WHAT NEEDS TO BE DONE>
In the entries that follow, find the word "цели" and report each line it is on.

PROVIDED DATA>

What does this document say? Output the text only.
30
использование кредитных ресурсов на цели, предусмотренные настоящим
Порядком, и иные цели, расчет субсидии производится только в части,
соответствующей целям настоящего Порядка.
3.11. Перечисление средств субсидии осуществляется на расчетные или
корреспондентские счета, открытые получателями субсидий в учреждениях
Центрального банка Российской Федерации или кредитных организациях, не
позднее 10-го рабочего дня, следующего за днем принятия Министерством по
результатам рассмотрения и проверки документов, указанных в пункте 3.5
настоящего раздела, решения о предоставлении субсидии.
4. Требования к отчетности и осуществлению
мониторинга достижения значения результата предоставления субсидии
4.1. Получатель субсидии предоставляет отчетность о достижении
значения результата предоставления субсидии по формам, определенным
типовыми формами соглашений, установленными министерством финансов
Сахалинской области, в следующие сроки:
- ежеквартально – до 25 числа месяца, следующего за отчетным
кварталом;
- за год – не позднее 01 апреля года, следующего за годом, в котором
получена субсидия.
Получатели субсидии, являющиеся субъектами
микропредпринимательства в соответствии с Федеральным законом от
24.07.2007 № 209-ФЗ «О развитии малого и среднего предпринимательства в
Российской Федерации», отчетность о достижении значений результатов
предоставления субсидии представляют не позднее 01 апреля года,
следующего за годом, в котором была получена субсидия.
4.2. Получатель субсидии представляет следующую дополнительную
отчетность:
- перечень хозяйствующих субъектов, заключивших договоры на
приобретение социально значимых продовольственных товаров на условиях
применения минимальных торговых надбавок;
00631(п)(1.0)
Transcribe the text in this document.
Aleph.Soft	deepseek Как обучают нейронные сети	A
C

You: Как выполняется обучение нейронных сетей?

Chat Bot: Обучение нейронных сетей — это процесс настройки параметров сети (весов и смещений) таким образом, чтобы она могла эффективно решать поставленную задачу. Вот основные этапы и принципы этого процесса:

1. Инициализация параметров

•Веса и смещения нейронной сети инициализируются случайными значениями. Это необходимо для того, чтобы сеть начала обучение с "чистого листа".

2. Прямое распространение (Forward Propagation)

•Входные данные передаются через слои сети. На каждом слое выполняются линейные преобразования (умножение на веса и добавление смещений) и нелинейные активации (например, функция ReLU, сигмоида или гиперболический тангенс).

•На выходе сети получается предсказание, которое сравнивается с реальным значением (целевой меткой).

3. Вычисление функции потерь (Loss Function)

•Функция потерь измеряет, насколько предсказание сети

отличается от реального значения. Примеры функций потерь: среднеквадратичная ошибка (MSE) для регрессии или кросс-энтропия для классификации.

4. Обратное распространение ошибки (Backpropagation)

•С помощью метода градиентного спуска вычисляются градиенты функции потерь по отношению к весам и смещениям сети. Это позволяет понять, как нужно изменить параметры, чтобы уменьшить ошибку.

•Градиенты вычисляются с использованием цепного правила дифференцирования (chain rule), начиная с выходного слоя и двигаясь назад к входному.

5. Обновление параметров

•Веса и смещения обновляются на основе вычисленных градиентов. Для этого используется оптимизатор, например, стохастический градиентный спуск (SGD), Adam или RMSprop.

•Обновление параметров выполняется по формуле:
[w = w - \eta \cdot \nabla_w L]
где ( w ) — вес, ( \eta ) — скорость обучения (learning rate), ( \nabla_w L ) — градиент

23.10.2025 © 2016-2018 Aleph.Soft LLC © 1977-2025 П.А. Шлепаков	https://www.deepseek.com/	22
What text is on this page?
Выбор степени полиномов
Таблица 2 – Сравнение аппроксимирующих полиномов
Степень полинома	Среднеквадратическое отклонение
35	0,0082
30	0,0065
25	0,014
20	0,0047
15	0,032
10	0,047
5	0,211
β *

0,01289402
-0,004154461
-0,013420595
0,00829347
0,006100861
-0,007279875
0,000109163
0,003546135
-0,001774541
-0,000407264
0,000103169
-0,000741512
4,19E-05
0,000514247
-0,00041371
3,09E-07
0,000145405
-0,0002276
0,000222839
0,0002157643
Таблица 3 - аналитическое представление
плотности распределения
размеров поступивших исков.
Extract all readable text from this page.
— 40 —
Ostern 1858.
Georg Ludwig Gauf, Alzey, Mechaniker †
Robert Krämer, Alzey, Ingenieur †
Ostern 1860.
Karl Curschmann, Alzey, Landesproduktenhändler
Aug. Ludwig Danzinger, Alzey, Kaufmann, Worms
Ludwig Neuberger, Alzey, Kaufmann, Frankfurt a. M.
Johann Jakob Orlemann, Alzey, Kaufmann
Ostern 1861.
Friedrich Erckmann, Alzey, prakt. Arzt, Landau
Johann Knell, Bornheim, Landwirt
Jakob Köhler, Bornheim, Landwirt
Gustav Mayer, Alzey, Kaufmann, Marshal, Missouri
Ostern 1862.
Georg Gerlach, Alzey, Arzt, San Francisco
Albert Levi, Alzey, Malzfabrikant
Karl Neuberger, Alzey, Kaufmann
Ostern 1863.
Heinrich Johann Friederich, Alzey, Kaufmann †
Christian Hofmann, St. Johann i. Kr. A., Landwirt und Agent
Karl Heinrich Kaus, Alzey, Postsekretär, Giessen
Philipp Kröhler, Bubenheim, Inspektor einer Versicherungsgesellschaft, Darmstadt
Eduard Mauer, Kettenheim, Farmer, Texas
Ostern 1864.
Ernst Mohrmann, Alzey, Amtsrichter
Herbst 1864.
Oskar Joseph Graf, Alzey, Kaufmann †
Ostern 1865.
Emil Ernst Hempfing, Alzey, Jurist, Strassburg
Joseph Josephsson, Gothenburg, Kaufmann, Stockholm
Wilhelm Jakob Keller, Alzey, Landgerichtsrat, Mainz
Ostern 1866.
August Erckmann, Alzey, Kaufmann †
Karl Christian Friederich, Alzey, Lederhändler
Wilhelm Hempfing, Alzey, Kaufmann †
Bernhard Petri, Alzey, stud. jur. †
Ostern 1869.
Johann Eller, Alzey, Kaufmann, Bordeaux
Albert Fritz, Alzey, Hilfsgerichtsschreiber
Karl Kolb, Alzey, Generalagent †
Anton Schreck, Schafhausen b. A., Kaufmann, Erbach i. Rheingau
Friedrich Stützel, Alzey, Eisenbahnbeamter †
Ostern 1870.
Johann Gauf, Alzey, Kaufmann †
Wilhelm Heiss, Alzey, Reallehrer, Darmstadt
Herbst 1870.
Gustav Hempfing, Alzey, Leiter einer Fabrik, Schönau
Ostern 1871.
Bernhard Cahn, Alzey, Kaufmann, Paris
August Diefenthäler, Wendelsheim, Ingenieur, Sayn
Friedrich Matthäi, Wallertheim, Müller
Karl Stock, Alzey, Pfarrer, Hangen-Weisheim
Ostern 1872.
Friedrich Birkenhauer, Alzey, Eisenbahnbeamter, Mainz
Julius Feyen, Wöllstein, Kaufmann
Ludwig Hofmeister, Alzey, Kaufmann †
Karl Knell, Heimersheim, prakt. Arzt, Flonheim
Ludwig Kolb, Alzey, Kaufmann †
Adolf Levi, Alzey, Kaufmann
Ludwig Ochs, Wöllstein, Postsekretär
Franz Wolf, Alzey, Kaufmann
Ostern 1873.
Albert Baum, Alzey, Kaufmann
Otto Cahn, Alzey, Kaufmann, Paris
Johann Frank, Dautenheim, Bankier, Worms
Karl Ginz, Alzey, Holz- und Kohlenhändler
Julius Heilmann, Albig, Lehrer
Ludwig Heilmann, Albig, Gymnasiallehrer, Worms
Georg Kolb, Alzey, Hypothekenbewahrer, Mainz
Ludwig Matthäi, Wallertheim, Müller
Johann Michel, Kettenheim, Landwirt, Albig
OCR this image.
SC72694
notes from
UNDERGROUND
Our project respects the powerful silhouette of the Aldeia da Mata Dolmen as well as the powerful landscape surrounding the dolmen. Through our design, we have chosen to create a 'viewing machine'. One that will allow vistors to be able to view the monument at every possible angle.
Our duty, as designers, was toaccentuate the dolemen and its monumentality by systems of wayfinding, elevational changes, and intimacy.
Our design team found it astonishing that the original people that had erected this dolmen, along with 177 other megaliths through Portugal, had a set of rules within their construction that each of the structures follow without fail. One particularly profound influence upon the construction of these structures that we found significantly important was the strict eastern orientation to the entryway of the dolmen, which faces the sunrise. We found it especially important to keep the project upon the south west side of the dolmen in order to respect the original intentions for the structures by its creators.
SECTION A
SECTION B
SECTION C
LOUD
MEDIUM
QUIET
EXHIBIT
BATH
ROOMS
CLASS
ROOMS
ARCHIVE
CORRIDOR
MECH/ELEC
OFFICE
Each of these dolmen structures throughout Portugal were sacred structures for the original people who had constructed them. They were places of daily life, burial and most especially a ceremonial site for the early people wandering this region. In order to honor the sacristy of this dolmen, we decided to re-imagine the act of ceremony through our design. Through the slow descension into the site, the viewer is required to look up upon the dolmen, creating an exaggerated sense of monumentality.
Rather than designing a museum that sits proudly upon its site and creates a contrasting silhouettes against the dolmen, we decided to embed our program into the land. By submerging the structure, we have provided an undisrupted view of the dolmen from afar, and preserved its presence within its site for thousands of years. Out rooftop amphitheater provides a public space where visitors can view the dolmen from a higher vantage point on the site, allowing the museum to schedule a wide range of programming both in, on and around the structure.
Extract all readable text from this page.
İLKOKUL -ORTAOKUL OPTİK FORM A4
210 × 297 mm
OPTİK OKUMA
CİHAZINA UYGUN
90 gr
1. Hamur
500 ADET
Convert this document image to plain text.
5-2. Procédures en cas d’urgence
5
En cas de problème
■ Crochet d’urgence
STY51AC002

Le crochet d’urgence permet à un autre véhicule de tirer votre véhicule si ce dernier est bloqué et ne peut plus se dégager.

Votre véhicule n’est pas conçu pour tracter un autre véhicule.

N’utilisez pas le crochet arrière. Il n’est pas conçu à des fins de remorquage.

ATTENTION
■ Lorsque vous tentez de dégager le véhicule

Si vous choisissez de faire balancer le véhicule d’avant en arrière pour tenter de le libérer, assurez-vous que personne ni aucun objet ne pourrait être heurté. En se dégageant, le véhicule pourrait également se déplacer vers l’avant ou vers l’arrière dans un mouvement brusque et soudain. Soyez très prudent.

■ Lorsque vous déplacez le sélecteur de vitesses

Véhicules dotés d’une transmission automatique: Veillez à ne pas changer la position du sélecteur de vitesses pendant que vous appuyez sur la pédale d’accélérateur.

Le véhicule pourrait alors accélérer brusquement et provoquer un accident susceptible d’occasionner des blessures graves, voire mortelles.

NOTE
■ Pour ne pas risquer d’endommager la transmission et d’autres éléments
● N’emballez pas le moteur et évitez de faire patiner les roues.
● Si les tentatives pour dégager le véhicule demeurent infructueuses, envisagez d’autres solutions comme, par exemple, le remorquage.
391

SOLUTION TO THE PROBLEM>
использование кредитных ресурсов на цели, предусмотренные настоящим
Порядком, и иные цели, расчет субсидии производится только в части,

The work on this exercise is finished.